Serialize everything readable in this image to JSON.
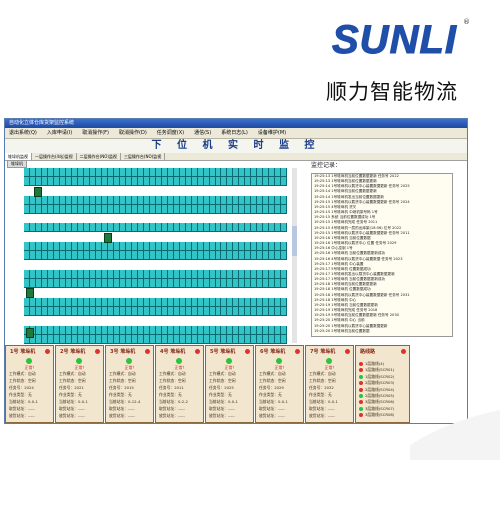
{
  "brand": {
    "logo_text": "SUNLI",
    "reg": "®",
    "subtitle": "顺力智能物流"
  },
  "app": {
    "title": "自动化立体仓库货架监控系统",
    "menu": [
      "退出系统(Q)",
      "入库申请(I)",
      "取消操作(F)",
      "取消操作(D)",
      "任务调度(X)",
      "通信(S)",
      "系统日志(L)",
      "设备维护(M)"
    ],
    "heading": "下 位 机 实 时 监 控",
    "tabs": [
      "堆垛机监视",
      "一层操作台(4站)监视",
      "二层操作台(NO)监视",
      "三层操作台(NO)监视"
    ],
    "subtab": "堆垛机",
    "monitor_title": "监控记录：",
    "log": [
      "19:25:13 1号堆垛机当前位置数据更新 任务号 2022",
      "19:25:13 1号堆垛机当前位置数据更新",
      "19:25:14 1号堆垛机以载货中心装置数据更新 任务号 2025",
      "19:25:14 1号堆垛机当前位置数据更新",
      "19:25:14 1号堆垛机发出当前位置数据更新",
      "19:25:15 1号堆垛机以载货中心装置数据更新 任务号 2024",
      "19:25:15 4号堆垛机 货叉",
      "19:25:15 1号堆垛机 中继机架号码 1号",
      "19:25:15 系统 当前位置数据成功 1号",
      "19:25:15 1号堆垛机完成 任务号 2011",
      "19:25:15 4号堆垛机一层的出库架(18:56) 位号 2022",
      "19:25:15 1号堆垛机以载货中心装置数据更新 任务号 2011",
      "19:25:16 1号堆垛机 当前位置数据",
      "19:25:16 1号堆垛机以载货中心 位置 任务号 2029",
      "19:25:16 中心控制 1号",
      "19:25:16 1号堆垛机 当前位置数据更新成功",
      "19:25:16 4号堆垛机以载货中心装置数据 任务号 2023",
      "19:25:17 1号堆垛机 中心装置",
      "19:25:17 5号堆垛机 位置数据成功",
      "19:25:17 1号堆垛机发出以载货中心装置数据更新",
      "19:25:17 1号堆垛机 当前位置数据更新成功",
      "19:25:18 1号堆垛机当前位置数据更新",
      "19:25:18 1号堆垛机 位置数据成功",
      "19:25:18 1号堆垛机以载货中心装置数据更新 任务号 2031",
      "19:25:18 1号堆垛机 中心",
      "19:25:19 1号堆垛机 当前位置数据更新",
      "19:25:19 1号堆垛机完成 任务号 2018",
      "19:25:19 5号堆垛机当前位置数据更新 任务号 2030",
      "19:25:20 1号堆垛机 中心 当前",
      "19:25:20 1号堆垛机以载货中心装置数据更新",
      "19:25:20 2号堆垛机当前位置数据"
    ],
    "machines": [
      {
        "title": "1号 堆垛机",
        "state": "正常！",
        "mode_label": "工作模式：",
        "mode": "自动",
        "status_label": "工作状态：",
        "status": "空闲",
        "task_label": "任务号：",
        "task": "2024",
        "type_label": "作业类型：",
        "type": "无",
        "pos_label": "当前站址：",
        "pos": "0-0-1",
        "take_label": "取货站址：",
        "take": "-----",
        "put_label": "放货站址：",
        "put": "-----"
      },
      {
        "title": "2号 堆垛机",
        "state": "正常！",
        "mode_label": "工作模式：",
        "mode": "自动",
        "status_label": "工作状态：",
        "status": "空闲",
        "task_label": "任务号：",
        "task": "2021",
        "type_label": "作业类型：",
        "type": "无",
        "pos_label": "当前站址：",
        "pos": "0-0-1",
        "take_label": "取货站址：",
        "take": "-----",
        "put_label": "放货站址：",
        "put": "-----"
      },
      {
        "title": "3号 堆垛机",
        "state": "正常！",
        "mode_label": "工作模式：",
        "mode": "自动",
        "status_label": "工作状态：",
        "status": "空闲",
        "task_label": "任务号：",
        "task": "2015",
        "type_label": "作业类型：",
        "type": "无",
        "pos_label": "当前站址：",
        "pos": "0-12-4",
        "take_label": "取货站址：",
        "take": "-----",
        "put_label": "放货站址：",
        "put": "-----"
      },
      {
        "title": "4号 堆垛机",
        "state": "正常！",
        "mode_label": "工作模式：",
        "mode": "自动",
        "status_label": "工作状态：",
        "status": "空闲",
        "task_label": "任务号：",
        "task": "2011",
        "type_label": "作业类型：",
        "type": "无",
        "pos_label": "当前站址：",
        "pos": "0-2-2",
        "take_label": "取货站址：",
        "take": "-----",
        "put_label": "放货站址：",
        "put": "-----"
      },
      {
        "title": "5号 堆垛机",
        "state": "正常！",
        "mode_label": "工作模式：",
        "mode": "自动",
        "status_label": "工作状态：",
        "status": "空闲",
        "task_label": "任务号：",
        "task": "2025",
        "type_label": "作业类型：",
        "type": "无",
        "pos_label": "当前站址：",
        "pos": "0-0-1",
        "take_label": "取货站址：",
        "take": "-----",
        "put_label": "放货站址：",
        "put": "-----"
      },
      {
        "title": "6号 堆垛机",
        "state": "正常！",
        "mode_label": "工作模式：",
        "mode": "自动",
        "status_label": "工作状态：",
        "status": "空闲",
        "task_label": "任务号：",
        "task": "2029",
        "type_label": "作业类型：",
        "type": "无",
        "pos_label": "当前站址：",
        "pos": "0-0-1",
        "take_label": "取货站址：",
        "take": "-----",
        "put_label": "放货站址：",
        "put": "-----"
      },
      {
        "title": "7号 堆垛机",
        "state": "正常！",
        "mode_label": "工作模式：",
        "mode": "自动",
        "status_label": "工作状态：",
        "status": "空闲",
        "task_label": "任务号：",
        "task": "2032",
        "type_label": "作业类型：",
        "type": "无",
        "pos_label": "当前站址：",
        "pos": "0-0-1",
        "take_label": "取货站址：",
        "take": "-----",
        "put_label": "放货站址：",
        "put": "-----"
      }
    ],
    "alarm": {
      "title": "路线路",
      "items": [
        "1层路线(4)",
        "1层路线(SCR01)",
        "1层路线(SCR02)",
        "2层路线(SCR03)",
        "2层路线(SCR04)",
        "2层路线(SCR05)",
        "3层路线(SCR06)",
        "3层路线(SCR07)",
        "3层路线(SCR08)"
      ]
    }
  },
  "colors": {
    "rack": "#33c4c8",
    "rack_border": "#0c6b70",
    "panel": "#f3e6cf",
    "ok_led": "#2ec23e",
    "alarm_led": "#e23030"
  }
}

======

§ WHAT THE EXERCISE ASKS
Pictures are to be left out; repeat all the remaining data exactly.

§ CORRECT ANSWER
Serialize everything readable in this image to JSON.
{
  "brand": {
    "logo_text": "SUNLI",
    "reg": "®",
    "subtitle": "顺力智能物流"
  },
  "app": {
    "title": "自动化立体仓库货架监控系统",
    "menu": [
      "退出系统(Q)",
      "入库申请(I)",
      "取消操作(F)",
      "取消操作(D)",
      "任务调度(X)",
      "通信(S)",
      "系统日志(L)",
      "设备维护(M)"
    ],
    "heading": "下 位 机 实 时 监 控",
    "tabs": [
      "堆垛机监视",
      "一层操作台(4站)监视",
      "二层操作台(NO)监视",
      "三层操作台(NO)监视"
    ],
    "subtab": "堆垛机",
    "monitor_title": "监控记录：",
    "log": [
      "19:25:13 1号堆垛机当前位置数据更新 任务号 2022",
      "19:25:13 1号堆垛机当前位置数据更新",
      "19:25:14 1号堆垛机以载货中心装置数据更新 任务号 2025",
      "19:25:14 1号堆垛机当前位置数据更新",
      "19:25:14 1号堆垛机发出当前位置数据更新",
      "19:25:15 1号堆垛机以载货中心装置数据更新 任务号 2024",
      "19:25:15 4号堆垛机 货叉",
      "19:25:15 1号堆垛机 中继机架号码 1号",
      "19:25:15 系统 当前位置数据成功 1号",
      "19:25:15 1号堆垛机完成 任务号 2011",
      "19:25:15 4号堆垛机一层的出库架(18:56) 位号 2022",
      "19:25:15 1号堆垛机以载货中心装置数据更新 任务号 2011",
      "19:25:16 1号堆垛机 当前位置数据",
      "19:25:16 1号堆垛机以载货中心 位置 任务号 2029",
      "19:25:16 中心控制 1号",
      "19:25:16 1号堆垛机 当前位置数据更新成功",
      "19:25:16 4号堆垛机以载货中心装置数据 任务号 2023",
      "19:25:17 1号堆垛机 中心装置",
      "19:25:17 5号堆垛机 位置数据成功",
      "19:25:17 1号堆垛机发出以载货中心装置数据更新",
      "19:25:17 1号堆垛机 当前位置数据更新成功",
      "19:25:18 1号堆垛机当前位置数据更新",
      "19:25:18 1号堆垛机 位置数据成功",
      "19:25:18 1号堆垛机以载货中心装置数据更新 任务号 2031",
      "19:25:18 1号堆垛机 中心",
      "19:25:19 1号堆垛机 当前位置数据更新",
      "19:25:19 1号堆垛机完成 任务号 2018",
      "19:25:19 5号堆垛机当前位置数据更新 任务号 2030",
      "19:25:20 1号堆垛机 中心 当前",
      "19:25:20 1号堆垛机以载货中心装置数据更新",
      "19:25:20 2号堆垛机当前位置数据"
    ],
    "machines": [
      {
        "title": "1号 堆垛机",
        "state": "正常！",
        "mode_label": "工作模式：",
        "mode": "自动",
        "status_label": "工作状态：",
        "status": "空闲",
        "task_label": "任务号：",
        "task": "2024",
        "type_label": "作业类型：",
        "type": "无",
        "pos_label": "当前站址：",
        "pos": "0-0-1",
        "take_label": "取货站址：",
        "take": "-----",
        "put_label": "放货站址：",
        "put": "-----"
      },
      {
        "title": "2号 堆垛机",
        "state": "正常！",
        "mode_label": "工作模式：",
        "mode": "自动",
        "status_label": "工作状态：",
        "status": "空闲",
        "task_label": "任务号：",
        "task": "2021",
        "type_label": "作业类型：",
        "type": "无",
        "pos_label": "当前站址：",
        "pos": "0-0-1",
        "take_label": "取货站址：",
        "take": "-----",
        "put_label": "放货站址：",
        "put": "-----"
      },
      {
        "title": "3号 堆垛机",
        "state": "正常！",
        "mode_label": "工作模式：",
        "mode": "自动",
        "status_label": "工作状态：",
        "status": "空闲",
        "task_label": "任务号：",
        "task": "2015",
        "type_label": "作业类型：",
        "type": "无",
        "pos_label": "当前站址：",
        "pos": "0-12-4",
        "take_label": "取货站址：",
        "take": "-----",
        "put_label": "放货站址：",
        "put": "-----"
      },
      {
        "title": "4号 堆垛机",
        "state": "正常！",
        "mode_label": "工作模式：",
        "mode": "自动",
        "status_label": "工作状态：",
        "status": "空闲",
        "task_label": "任务号：",
        "task": "2011",
        "type_label": "作业类型：",
        "type": "无",
        "pos_label": "当前站址：",
        "pos": "0-2-2",
        "take_label": "取货站址：",
        "take": "-----",
        "put_label": "放货站址：",
        "put": "-----"
      },
      {
        "title": "5号 堆垛机",
        "state": "正常！",
        "mode_label": "工作模式：",
        "mode": "自动",
        "status_label": "工作状态：",
        "status": "空闲",
        "task_label": "任务号：",
        "task": "2025",
        "type_label": "作业类型：",
        "type": "无",
        "pos_label": "当前站址：",
        "pos": "0-0-1",
        "take_label": "取货站址：",
        "take": "-----",
        "put_label": "放货站址：",
        "put": "-----"
      },
      {
        "title": "6号 堆垛机",
        "state": "正常！",
        "mode_label": "工作模式：",
        "mode": "自动",
        "status_label": "工作状态：",
        "status": "空闲",
        "task_label": "任务号：",
        "task": "2029",
        "type_label": "作业类型：",
        "type": "无",
        "pos_label": "当前站址：",
        "pos": "0-0-1",
        "take_label": "取货站址：",
        "take": "-----",
        "put_label": "放货站址：",
        "put": "-----"
      },
      {
        "title": "7号 堆垛机",
        "state": "正常！",
        "mode_label": "工作模式：",
        "mode": "自动",
        "status_label": "工作状态：",
        "status": "空闲",
        "task_label": "任务号：",
        "task": "2032",
        "type_label": "作业类型：",
        "type": "无",
        "pos_label": "当前站址：",
        "pos": "0-0-1",
        "take_label": "取货站址：",
        "take": "-----",
        "put_label": "放货站址：",
        "put": "-----"
      }
    ],
    "alarm": {
      "title": "路线路",
      "items": [
        "1层路线(4)",
        "1层路线(SCR01)",
        "1层路线(SCR02)",
        "2层路线(SCR03)",
        "2层路线(SCR04)",
        "2层路线(SCR05)",
        "3层路线(SCR06)",
        "3层路线(SCR07)",
        "3层路线(SCR08)"
      ]
    }
  },
  "colors": {
    "rack": "#33c4c8",
    "rack_border": "#0c6b70",
    "panel": "#f3e6cf",
    "ok_led": "#2ec23e",
    "alarm_led": "#e23030"
  }
}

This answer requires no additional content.